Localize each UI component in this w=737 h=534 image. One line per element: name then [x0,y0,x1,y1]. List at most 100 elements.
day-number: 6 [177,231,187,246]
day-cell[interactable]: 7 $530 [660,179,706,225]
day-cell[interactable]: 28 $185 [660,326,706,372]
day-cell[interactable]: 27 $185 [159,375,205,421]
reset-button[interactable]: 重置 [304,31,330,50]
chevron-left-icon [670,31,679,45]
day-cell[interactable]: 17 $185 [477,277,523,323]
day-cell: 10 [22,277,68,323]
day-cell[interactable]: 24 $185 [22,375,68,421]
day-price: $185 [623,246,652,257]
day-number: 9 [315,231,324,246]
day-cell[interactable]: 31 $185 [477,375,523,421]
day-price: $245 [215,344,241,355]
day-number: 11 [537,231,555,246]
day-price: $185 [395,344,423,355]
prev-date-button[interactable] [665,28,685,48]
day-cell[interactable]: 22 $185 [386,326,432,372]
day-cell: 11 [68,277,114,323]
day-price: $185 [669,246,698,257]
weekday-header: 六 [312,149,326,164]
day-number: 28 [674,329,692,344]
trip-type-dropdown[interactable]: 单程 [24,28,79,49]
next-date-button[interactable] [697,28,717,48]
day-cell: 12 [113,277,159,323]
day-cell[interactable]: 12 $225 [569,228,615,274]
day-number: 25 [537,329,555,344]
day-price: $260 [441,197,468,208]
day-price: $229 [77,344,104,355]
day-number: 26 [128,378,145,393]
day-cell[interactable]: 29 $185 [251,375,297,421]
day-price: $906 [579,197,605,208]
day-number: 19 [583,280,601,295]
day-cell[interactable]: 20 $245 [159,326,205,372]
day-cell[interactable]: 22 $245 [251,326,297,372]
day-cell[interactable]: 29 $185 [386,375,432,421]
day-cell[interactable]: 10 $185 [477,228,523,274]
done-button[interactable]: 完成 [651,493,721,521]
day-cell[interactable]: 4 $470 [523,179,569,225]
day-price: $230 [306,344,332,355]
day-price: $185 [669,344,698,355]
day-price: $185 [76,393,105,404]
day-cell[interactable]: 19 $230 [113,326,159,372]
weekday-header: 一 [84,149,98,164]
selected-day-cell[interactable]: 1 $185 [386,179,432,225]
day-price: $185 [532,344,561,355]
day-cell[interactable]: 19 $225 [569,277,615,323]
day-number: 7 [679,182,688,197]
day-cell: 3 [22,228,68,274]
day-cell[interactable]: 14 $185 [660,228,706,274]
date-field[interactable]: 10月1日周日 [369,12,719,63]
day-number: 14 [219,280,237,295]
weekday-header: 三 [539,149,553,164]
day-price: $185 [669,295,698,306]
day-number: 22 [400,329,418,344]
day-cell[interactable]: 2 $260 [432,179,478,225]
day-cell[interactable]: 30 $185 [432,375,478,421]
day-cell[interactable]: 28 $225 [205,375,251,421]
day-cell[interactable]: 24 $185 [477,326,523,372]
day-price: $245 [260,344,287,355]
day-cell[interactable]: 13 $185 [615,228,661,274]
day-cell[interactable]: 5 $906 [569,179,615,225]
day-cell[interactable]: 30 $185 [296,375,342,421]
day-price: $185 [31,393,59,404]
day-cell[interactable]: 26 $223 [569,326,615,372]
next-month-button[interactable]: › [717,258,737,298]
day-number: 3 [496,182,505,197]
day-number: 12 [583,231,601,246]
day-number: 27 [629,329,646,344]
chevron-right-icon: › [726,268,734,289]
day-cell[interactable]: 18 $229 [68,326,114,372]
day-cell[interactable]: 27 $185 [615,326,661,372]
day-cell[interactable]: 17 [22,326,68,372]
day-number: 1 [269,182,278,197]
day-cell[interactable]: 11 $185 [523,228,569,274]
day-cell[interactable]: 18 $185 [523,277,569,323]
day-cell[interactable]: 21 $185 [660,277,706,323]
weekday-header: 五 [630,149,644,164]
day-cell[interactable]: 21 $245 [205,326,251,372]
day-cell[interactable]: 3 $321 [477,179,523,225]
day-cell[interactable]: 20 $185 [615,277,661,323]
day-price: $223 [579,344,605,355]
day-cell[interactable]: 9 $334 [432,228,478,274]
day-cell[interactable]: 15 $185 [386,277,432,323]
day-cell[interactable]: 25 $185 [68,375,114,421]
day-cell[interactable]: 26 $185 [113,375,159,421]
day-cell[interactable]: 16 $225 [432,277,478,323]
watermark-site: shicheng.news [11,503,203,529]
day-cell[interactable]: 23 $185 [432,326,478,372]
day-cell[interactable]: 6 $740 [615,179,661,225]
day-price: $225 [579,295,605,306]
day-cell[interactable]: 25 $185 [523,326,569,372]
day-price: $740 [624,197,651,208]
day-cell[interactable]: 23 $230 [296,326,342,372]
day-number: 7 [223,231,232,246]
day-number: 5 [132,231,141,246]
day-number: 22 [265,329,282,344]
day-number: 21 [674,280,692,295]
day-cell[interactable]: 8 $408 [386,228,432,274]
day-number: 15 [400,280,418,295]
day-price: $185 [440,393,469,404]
####################
Give every line of the rows above as a JSON list of strings, one string per line, leaving out any blank lines.

[
  "Localize each UI component in this w=737 h=534 image. One line per element: name then [x0,y0,x1,y1]. List at most 100 elements.",
  "day-number: 6 [177,231,187,246]",
  "day-cell[interactable]: 7 $530 [660,179,706,225]",
  "day-cell[interactable]: 28 $185 [660,326,706,372]",
  "day-cell[interactable]: 27 $185 [159,375,205,421]",
  "reset-button[interactable]: 重置 [304,31,330,50]",
  "chevron-left-icon [670,31,679,45]",
  "day-cell[interactable]: 17 $185 [477,277,523,323]",
  "day-cell: 10 [22,277,68,323]",
  "day-cell[interactable]: 24 $185 [22,375,68,421]",
  "day-price: $185 [623,246,652,257]",
  "day-number: 9 [315,231,324,246]",
  "day-cell[interactable]: 31 $185 [477,375,523,421]",
  "day-price: $245 [215,344,241,355]",
  "day-number: 11 [537,231,555,246]",
  "day-price: $185 [395,344,423,355]",
  "prev-date-button[interactable] [665,28,685,48]",
  "day-cell[interactable]: 22 $185 [386,326,432,372]",
  "day-cell: 11 [68,277,114,323]",
  "day-price: $185 [669,246,698,257]",
  "weekday-header: 六 [312,149,326,164]",
  "day-number: 28 [674,329,692,344]",
  "trip-type-dropdown[interactable]: 单程 [24,28,79,49]",
  "next-date-button[interactable] [697,28,717,48]",
  "day-cell: 12 [113,277,159,323]",
  "day-cell[interactable]: 12 $225 [569,228,615,274]",
  "day-number: 25 [537,329,555,344]",
  "day-price: $260 [441,197,468,208]",
  "day-price: $229 [77,344,104,355]",
  "day-number: 26 [128,378,145,393]",
  "day-cell[interactable]: 29 $185 [251,375,297,421]",
  "day-price: $906 [579,197,605,208]",
  "day-number: 19 [583,280,601,295]",
  "day-cell[interactable]: 20 $245 [159,326,205,372]",
  "day-cell[interactable]: 22 $245 [251,326,297,372]",
  "day-cell[interactable]: 29 $185 [386,375,432,421]",
  "day-cell[interactable]: 10 $185 [477,228,523,274]",
  "done-button[interactable]: 完成 [651,493,721,521]",
  "day-cell[interactable]: 4 $470 [523,179,569,225]",
  "day-price: $230 [306,344,332,355]",
  "day-price: $185 [669,344,698,355]",
  "day-price: $185 [76,393,105,404]",
  "day-cell[interactable]: 19 $230 [113,326,159,372]",
  "weekday-header: 一 [84,149,98,164]",
  "selected-day-cell[interactable]: 1 $185 [386,179,432,225]",
  "day-price: $185 [532,344,561,355]",
  "day-cell[interactable]: 19 $225 [569,277,615,323]",
  "day-number: 7 [679,182,688,197]",
  "day-cell: 3 [22,228,68,274]",
  "day-cell[interactable]: 14 $185 [660,228,706,274]",
  "date-field[interactable]: 10月1日周日 [369,12,719,63]",
  "day-number: 14 [219,280,237,295]",
  "weekday-header: 三 [539,149,553,164]",
  "day-price: $185 [669,295,698,306]",
  "day-number: 22 [400,329,418,344]",
  "day-cell[interactable]: 2 $260 [432,179,478,225]",
  "day-cell[interactable]: 30 $185 [432,375,478,421]",
  "day-cell[interactable]: 28 $225 [205,375,251,421]",
  "day-cell[interactable]: 24 $185 [477,326,523,372]",
  "day-price: $245 [260,344,287,355]",
  "day-cell[interactable]: 13 $185 [615,228,661,274]",
  "day-cell[interactable]: 5 $906 [569,179,615,225]",
  "day-cell[interactable]: 30 $185 [296,375,342,421]",
  "day-price: $185 [31,393,59,404]",
  "day-cell[interactable]: 26 $223 [569,326,615,372]",
  "next-month-button[interactable]: › [717,258,737,298]",
  "day-number: 3 [496,182,505,197]",
  "day-number: 12 [583,231,601,246]",
  "day-number: 27 [629,329,646,344]",
  "chevron-right-icon: › [726,268,734,289]",
  "day-cell[interactable]: 18 $229 [68,326,114,372]",
  "day-cell[interactable]: 27 $185 [615,326,661,372]",
  "day-cell[interactable]: 17 [22,326,68,372]",
  "day-number: 1 [269,182,278,197]",
  "day-cell[interactable]: 11 $185 [523,228,569,274]",
  "day-cell[interactable]: 18 $185 [523,277,569,323]",
  "day-cell[interactable]: 21 $185 [660,277,706,323]",
  "weekday-header: 五 [630,149,644,164]",
  "day-cell[interactable]: 21 $245 [205,326,251,372]",
  "day-cell[interactable]: 3 $321 [477,179,523,225]",
  "day-cell[interactable]: 20 $185 [615,277,661,323]",
  "day-price: $223 [579,344,605,355]",
  "day-cell[interactable]: 9 $334 [432,228,478,274]",
  "day-cell[interactable]: 15 $185 [386,277,432,323]",
  "day-cell[interactable]: 25 $185 [68,375,114,421]",
  "day-cell[interactable]: 26 $185 [113,375,159,421]",
  "day-cell[interactable]: 16 $225 [432,277,478,323]",
  "watermark-site: shicheng.news [11,503,203,529]",
  "day-cell[interactable]: 23 $185 [432,326,478,372]",
  "day-cell[interactable]: 6 $740 [615,179,661,225]",
  "day-price: $225 [579,295,605,306]",
  "day-cell[interactable]: 25 $185 [523,326,569,372]",
  "day-price: $740 [624,197,651,208]",
  "day-cell[interactable]: 23 $230 [296,326,342,372]",
  "day-number: 7 [223,231,232,246]",
  "day-number: 5 [132,231,141,246]",
  "day-number: 22 [265,329,282,344]",
  "day-number: 21 [674,280,692,295]",
  "day-cell[interactable]: 8 $408 [386,228,432,274]",
  "day-number: 15 [400,280,418,295]",
  "day-price: $185 [440,393,469,404]"
]